● **GIVEN INSTRUCTION**: Write out, word for word, only the lines from the one containing "Output a JSON" through the final line of the data.

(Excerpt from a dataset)
□ □ □ □ □ □ □

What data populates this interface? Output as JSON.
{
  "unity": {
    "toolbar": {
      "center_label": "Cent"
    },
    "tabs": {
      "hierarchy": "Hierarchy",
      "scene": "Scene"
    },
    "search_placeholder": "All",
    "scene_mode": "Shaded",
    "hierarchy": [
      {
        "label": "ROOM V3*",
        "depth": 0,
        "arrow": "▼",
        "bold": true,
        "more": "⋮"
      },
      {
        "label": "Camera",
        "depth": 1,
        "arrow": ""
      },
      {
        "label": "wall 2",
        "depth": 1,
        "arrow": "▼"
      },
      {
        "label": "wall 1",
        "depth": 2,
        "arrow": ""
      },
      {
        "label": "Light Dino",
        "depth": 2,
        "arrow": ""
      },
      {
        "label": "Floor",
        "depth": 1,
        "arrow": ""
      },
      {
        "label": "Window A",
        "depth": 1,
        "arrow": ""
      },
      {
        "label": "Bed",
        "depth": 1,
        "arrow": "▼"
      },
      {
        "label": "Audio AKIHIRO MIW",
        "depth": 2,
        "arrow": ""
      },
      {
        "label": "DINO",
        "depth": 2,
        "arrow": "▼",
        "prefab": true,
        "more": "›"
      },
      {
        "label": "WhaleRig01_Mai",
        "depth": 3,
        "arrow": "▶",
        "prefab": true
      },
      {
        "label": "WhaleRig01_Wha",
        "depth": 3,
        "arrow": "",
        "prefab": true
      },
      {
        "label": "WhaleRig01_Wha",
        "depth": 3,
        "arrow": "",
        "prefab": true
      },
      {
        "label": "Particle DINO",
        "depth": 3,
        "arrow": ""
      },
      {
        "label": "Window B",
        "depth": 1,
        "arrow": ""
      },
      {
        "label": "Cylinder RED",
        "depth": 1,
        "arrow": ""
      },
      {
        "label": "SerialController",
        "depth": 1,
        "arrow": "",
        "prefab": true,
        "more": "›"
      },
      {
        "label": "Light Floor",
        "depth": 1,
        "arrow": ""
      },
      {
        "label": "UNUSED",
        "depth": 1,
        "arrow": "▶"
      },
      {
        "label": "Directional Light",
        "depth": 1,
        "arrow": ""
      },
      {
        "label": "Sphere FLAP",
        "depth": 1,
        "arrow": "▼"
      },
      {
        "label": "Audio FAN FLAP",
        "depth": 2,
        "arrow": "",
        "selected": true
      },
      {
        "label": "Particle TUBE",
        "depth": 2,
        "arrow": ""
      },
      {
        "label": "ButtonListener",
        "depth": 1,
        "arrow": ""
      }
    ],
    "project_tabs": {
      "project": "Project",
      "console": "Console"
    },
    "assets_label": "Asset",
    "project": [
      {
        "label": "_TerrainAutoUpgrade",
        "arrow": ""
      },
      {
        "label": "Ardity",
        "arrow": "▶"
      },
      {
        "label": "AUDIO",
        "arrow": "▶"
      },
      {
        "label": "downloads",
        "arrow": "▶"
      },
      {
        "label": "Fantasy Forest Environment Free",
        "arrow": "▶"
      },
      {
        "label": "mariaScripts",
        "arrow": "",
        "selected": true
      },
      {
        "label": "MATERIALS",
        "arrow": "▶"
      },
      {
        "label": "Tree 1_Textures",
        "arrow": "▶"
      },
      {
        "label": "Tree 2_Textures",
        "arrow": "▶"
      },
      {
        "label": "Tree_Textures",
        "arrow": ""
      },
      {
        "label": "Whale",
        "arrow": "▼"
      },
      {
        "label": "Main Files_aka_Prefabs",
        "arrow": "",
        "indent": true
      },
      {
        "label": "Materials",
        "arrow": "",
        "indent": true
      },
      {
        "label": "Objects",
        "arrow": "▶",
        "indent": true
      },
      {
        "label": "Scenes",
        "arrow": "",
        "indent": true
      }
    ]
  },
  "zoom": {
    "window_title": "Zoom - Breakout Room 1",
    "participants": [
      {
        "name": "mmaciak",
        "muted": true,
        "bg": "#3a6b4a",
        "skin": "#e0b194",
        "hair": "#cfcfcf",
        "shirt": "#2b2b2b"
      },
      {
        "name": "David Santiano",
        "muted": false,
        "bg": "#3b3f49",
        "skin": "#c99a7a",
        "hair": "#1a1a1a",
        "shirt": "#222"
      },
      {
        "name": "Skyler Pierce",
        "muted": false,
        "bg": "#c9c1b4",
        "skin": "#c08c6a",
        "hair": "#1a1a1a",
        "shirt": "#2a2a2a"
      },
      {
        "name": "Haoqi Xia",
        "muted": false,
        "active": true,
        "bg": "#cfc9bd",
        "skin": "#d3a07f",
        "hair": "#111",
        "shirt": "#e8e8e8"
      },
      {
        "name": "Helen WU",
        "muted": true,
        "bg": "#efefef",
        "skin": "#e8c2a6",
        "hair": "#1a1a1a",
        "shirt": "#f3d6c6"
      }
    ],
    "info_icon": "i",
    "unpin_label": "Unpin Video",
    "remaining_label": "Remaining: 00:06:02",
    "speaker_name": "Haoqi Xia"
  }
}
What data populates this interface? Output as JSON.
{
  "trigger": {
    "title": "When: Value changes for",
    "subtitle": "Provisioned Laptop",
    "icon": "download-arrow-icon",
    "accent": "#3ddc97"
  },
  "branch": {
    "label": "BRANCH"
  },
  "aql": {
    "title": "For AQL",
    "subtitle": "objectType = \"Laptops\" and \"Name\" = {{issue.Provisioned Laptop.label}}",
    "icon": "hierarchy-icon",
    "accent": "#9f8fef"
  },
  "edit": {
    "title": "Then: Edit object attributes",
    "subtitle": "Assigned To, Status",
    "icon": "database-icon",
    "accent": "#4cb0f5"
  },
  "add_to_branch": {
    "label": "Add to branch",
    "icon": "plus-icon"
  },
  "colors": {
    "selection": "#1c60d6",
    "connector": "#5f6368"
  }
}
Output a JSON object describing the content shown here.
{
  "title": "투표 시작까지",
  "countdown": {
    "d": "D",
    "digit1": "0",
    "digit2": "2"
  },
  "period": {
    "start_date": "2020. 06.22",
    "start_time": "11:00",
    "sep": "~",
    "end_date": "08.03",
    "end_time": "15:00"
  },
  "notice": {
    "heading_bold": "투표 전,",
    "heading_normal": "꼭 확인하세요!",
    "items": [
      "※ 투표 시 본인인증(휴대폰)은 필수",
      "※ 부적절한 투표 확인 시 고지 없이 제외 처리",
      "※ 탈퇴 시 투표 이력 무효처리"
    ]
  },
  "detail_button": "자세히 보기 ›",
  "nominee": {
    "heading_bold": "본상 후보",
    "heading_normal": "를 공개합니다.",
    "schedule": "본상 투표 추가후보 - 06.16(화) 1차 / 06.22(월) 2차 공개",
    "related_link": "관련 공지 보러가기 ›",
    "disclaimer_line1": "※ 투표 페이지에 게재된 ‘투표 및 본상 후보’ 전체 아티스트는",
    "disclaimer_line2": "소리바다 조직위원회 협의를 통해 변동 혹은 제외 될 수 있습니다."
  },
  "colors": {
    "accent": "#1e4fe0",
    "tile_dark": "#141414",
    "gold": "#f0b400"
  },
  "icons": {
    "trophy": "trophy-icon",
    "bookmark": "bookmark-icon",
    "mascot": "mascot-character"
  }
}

□ □ □ □ □ □ □

● **THE OUTPUT**:
Output a JSON object describing the content shown here.
{
  "title": "투표 시작까지",
  "countdown": {
    "d": "D",
    "digit1": "0",
    "digit2": "2"
  },
  "period": {
    "start_date": "2020. 06.22",
    "start_time": "11:00",
    "sep": "~",
    "end_date": "08.03",
    "end_time": "15:00"
  },
  "notice": {
    "heading_bold": "투표 전,",
    "heading_normal": "꼭 확인하세요!",
    "items": [
      "※ 투표 시 본인인증(휴대폰)은 필수",
      "※ 부적절한 투표 확인 시 고지 없이 제외 처리",
      "※ 탈퇴 시 투표 이력 무효처리"
    ]
  },
  "detail_button": "자세히 보기 ›",
  "nominee": {
    "heading_bold": "본상 후보",
    "heading_normal": "를 공개합니다.",
    "schedule": "본상 투표 추가후보 - 06.16(화) 1차 / 06.22(월) 2차 공개",
    "related_link": "관련 공지 보러가기 ›",
    "disclaimer_line1": "※ 투표 페이지에 게재된 ‘투표 및 본상 후보’ 전체 아티스트는",
    "disclaimer_line2": "소리바다 조직위원회 협의를 통해 변동 혹은 제외 될 수 있습니다."
  },
  "colors": {
    "accent": "#1e4fe0",
    "tile_dark": "#141414",
    "gold": "#f0b400"
  },
  "icons": {
    "trophy": "trophy-icon",
    "bookmark": "bookmark-icon",
    "mascot": "mascot-character"
  }
}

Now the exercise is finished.